→ **Problem details**
Look through the lines below and extract each one that contains "你呼唤我".
===== Material provided =====
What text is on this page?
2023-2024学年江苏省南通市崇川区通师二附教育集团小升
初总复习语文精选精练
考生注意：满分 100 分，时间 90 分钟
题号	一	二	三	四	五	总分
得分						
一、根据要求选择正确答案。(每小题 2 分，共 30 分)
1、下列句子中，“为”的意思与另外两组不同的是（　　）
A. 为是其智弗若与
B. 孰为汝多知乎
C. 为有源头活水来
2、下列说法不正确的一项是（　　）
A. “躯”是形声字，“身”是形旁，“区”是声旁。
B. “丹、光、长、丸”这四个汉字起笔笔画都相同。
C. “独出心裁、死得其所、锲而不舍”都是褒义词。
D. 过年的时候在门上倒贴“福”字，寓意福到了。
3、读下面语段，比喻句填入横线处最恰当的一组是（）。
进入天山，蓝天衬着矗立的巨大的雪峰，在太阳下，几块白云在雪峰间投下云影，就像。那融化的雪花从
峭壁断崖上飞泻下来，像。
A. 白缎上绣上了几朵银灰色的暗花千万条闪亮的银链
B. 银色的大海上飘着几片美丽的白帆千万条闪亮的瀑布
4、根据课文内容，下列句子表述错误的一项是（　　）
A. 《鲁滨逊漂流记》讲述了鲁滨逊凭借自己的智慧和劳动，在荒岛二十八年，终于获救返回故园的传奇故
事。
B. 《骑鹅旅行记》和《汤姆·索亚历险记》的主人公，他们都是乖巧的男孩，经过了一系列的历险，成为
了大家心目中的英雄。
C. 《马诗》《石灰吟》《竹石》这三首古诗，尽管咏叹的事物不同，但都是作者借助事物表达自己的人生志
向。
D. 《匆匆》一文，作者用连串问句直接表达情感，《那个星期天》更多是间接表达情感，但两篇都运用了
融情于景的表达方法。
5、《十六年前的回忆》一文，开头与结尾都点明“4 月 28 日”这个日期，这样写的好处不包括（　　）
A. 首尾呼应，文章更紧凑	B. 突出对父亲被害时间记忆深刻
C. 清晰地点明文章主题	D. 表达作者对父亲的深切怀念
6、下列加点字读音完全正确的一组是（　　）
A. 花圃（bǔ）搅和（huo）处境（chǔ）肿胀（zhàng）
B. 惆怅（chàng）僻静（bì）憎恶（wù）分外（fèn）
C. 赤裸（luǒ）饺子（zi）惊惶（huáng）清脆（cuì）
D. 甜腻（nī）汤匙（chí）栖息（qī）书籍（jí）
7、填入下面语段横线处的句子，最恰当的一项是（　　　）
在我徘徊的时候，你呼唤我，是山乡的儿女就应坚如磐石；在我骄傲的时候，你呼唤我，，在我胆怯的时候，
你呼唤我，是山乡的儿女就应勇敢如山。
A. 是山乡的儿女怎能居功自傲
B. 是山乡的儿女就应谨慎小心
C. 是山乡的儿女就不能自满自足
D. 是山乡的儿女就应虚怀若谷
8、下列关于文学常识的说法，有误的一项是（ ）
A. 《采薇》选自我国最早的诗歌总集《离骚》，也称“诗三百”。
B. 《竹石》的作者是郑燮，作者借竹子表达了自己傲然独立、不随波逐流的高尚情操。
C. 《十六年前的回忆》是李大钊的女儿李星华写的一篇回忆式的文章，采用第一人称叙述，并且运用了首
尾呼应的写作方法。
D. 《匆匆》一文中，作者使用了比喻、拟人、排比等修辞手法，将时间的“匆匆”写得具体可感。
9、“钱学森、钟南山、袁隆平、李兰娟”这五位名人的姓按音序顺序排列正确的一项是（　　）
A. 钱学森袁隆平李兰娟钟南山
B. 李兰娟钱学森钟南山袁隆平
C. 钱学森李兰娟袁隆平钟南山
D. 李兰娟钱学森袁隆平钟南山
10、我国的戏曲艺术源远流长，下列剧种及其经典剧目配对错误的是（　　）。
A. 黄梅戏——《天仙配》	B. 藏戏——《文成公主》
=====
→ **Response**
在我徘徊的时候，你呼唤我，是山乡的儿女就应坚如磐石；在我骄傲的时候，你呼唤我，，在我胆怯的时候，
你呼唤我，是山乡的儿女就应勇敢如山。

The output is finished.